• Problem
Transcribe all the entries word for word, but omit the images.

** start Exercise inputs **

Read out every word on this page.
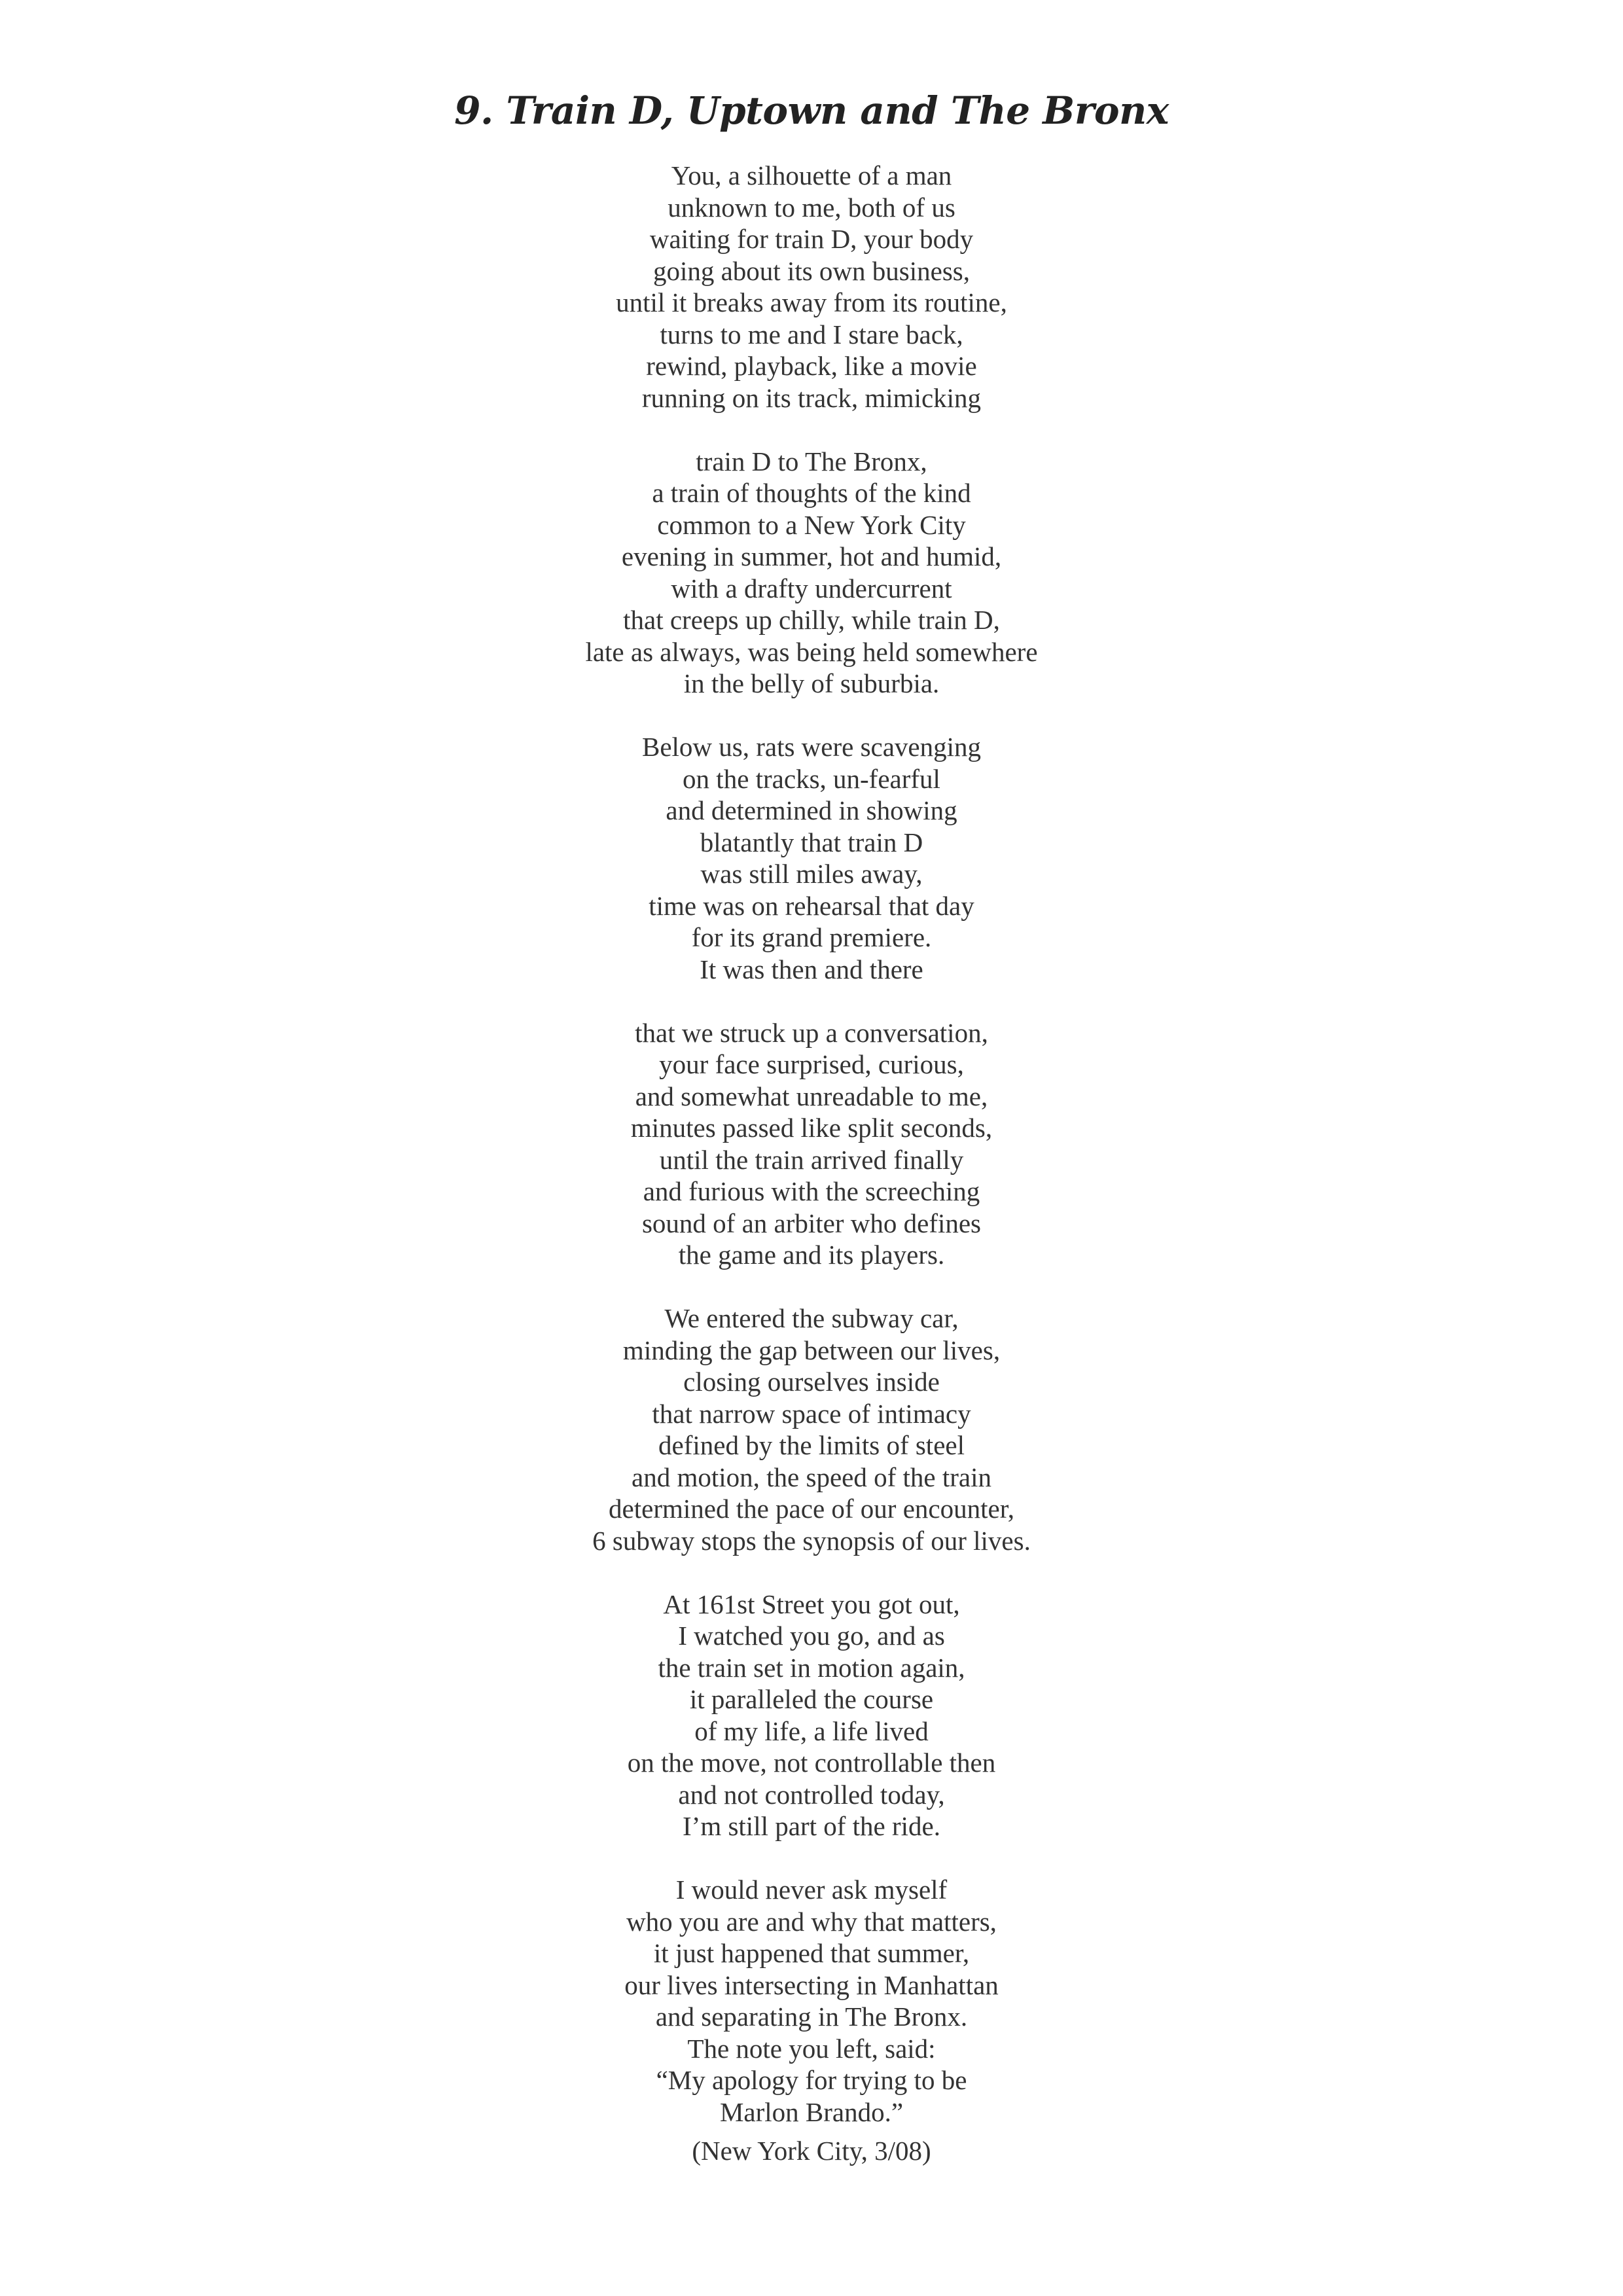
9. Train D, Uptown and The Bronx
You, a silhouette of a man
unknown to me, both of us
waiting for train D, your body
going about its own business,
until it breaks away from its routine,
turns to me and I stare back,
rewind, playback, like a movie
running on its track, mimicking
train D to The Bronx,
a train of thoughts of the kind
common to a New York City
evening in summer, hot and humid,
with a drafty undercurrent
that creeps up chilly, while train D,
late as always, was being held somewhere
in the belly of suburbia.
Below us, rats were scavenging
on the tracks, un-fearful
and determined in showing
blatantly that train D
was still miles away,
time was on rehearsal that day
for its grand premiere.
It was then and there
that we struck up a conversation,
your face surprised, curious,
and somewhat unreadable to me,
minutes passed like split seconds,
until the train arrived finally
and furious with the screeching
sound of an arbiter who defines
the game and its players.
We entered the subway car,
minding the gap between our lives,
closing ourselves inside
that narrow space of intimacy
defined by the limits of steel
and motion, the speed of the train
determined the pace of our encounter,
6 subway stops the synopsis of our lives.
At 161st Street you got out,
I watched you go, and as
the train set in motion again,
it paralleled the course
of my life, a life lived
on the move, not controllable then
and not controlled today,
I’m still part of the ride.
I would never ask myself
who you are and why that matters,
it just happened that summer,
our lives intersecting in Manhattan
and separating in The Bronx.
The note you left, said:
“My apology for trying to be
Marlon Brando.”

(New York City, 3/08)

** end Exercise inputs **

• Expected answer
Read out every word on this page.
9. Train D, Uptown and The Bronx
You, a silhouette of a man
unknown to me, both of us
waiting for train D, your body
going about its own business,
until it breaks away from its routine,
turns to me and I stare back,
rewind, playback, like a movie
running on its track, mimicking
train D to The Bronx,
a train of thoughts of the kind
common to a New York City
evening in summer, hot and humid,
with a drafty undercurrent
that creeps up chilly, while train D,
late as always, was being held somewhere
in the belly of suburbia.
Below us, rats were scavenging
on the tracks, un-fearful
and determined in showing
blatantly that train D
was still miles away,
time was on rehearsal that day
for its grand premiere.
It was then and there
that we struck up a conversation,
your face surprised, curious,
and somewhat unreadable to me,
minutes passed like split seconds,
until the train arrived finally
and furious with the screeching
sound of an arbiter who defines
the game and its players.
We entered the subway car,
minding the gap between our lives,
closing ourselves inside
that narrow space of intimacy
defined by the limits of steel
and motion, the speed of the train
determined the pace of our encounter,
6 subway stops the synopsis of our lives.
At 161st Street you got out,
I watched you go, and as
the train set in motion again,
it paralleled the course
of my life, a life lived
on the move, not controllable then
and not controlled today,
I’m still part of the ride.
I would never ask myself
who you are and why that matters,
it just happened that summer,
our lives intersecting in Manhattan
and separating in The Bronx.
The note you left, said:
“My apology for trying to be
Marlon Brando.”

(New York City, 3/08)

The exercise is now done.